**The records:**
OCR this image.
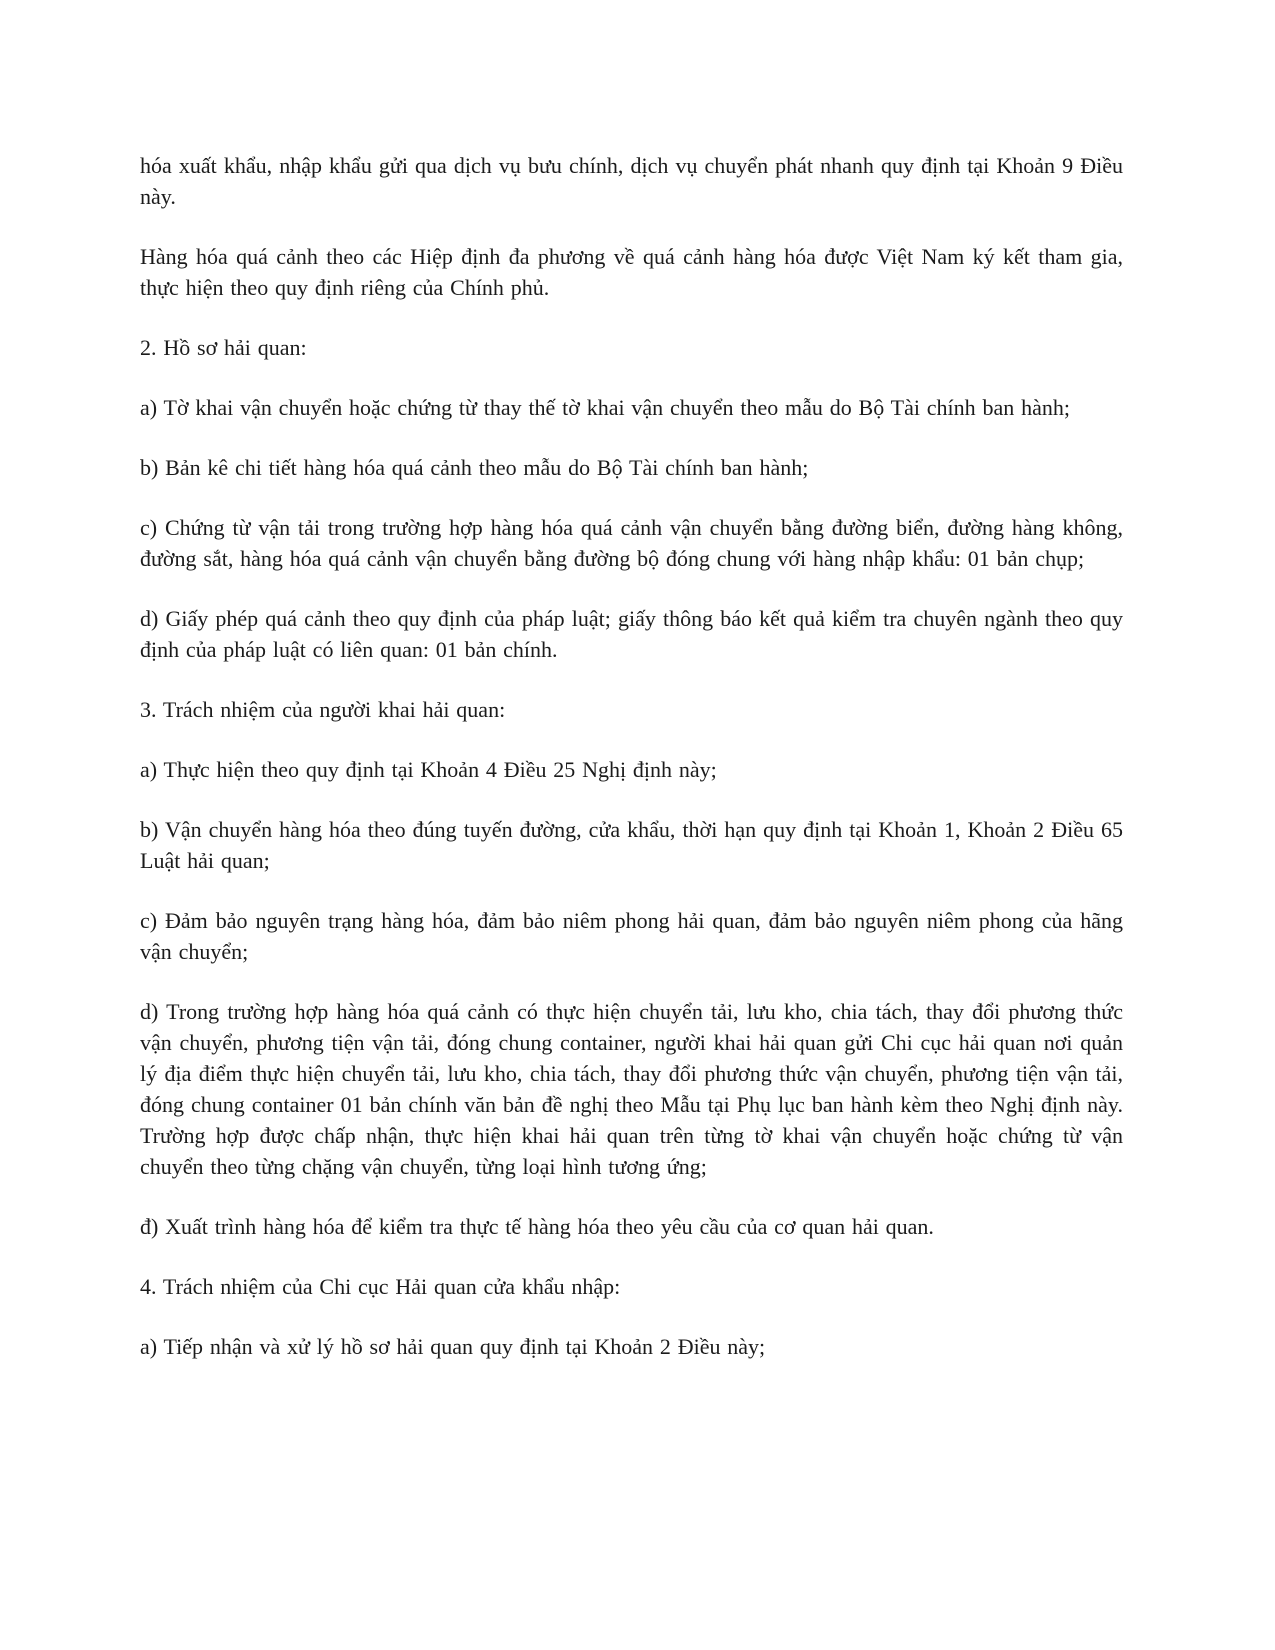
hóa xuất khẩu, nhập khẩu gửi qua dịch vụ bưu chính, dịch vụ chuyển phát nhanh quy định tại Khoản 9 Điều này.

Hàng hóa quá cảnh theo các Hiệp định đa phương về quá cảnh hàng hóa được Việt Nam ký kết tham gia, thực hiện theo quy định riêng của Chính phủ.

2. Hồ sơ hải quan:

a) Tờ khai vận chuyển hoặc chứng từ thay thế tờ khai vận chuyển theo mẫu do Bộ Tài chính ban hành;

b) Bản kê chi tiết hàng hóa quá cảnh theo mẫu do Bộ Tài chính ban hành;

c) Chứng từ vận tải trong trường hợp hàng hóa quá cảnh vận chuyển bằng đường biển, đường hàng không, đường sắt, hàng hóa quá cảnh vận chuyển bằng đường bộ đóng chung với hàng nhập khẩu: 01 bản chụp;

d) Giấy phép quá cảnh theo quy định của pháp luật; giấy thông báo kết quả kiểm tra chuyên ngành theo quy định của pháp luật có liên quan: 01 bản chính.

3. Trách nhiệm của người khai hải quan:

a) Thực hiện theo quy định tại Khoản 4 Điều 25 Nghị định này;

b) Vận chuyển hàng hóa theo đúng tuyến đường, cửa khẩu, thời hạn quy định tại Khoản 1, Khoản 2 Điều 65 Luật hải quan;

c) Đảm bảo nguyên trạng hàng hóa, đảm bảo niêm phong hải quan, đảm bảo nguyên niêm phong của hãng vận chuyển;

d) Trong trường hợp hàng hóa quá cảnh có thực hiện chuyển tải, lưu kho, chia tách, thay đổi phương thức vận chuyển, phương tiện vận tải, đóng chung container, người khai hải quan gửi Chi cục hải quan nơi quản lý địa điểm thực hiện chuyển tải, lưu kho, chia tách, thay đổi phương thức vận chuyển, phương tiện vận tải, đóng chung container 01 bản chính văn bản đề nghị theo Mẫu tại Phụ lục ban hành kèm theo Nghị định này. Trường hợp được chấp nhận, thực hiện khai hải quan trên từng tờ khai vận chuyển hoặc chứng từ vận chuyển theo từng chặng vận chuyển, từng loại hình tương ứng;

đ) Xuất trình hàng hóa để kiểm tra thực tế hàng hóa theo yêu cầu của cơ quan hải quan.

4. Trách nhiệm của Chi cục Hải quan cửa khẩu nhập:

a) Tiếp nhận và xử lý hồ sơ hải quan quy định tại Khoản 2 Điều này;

**Requirement:**
In the listing above, find each line with the word "Điều" and copy it.

**Written reply:**
hóa xuất khẩu, nhập khẩu gửi qua dịch vụ bưu chính, dịch vụ chuyển phát nhanh quy định tại Khoản 9 Điều này.
a) Thực hiện theo quy định tại Khoản 4 Điều 25 Nghị định này;
b) Vận chuyển hàng hóa theo đúng tuyến đường, cửa khẩu, thời hạn quy định tại Khoản 1, Khoản 2 Điều 65 Luật hải quan;
a) Tiếp nhận và xử lý hồ sơ hải quan quy định tại Khoản 2 Điều này;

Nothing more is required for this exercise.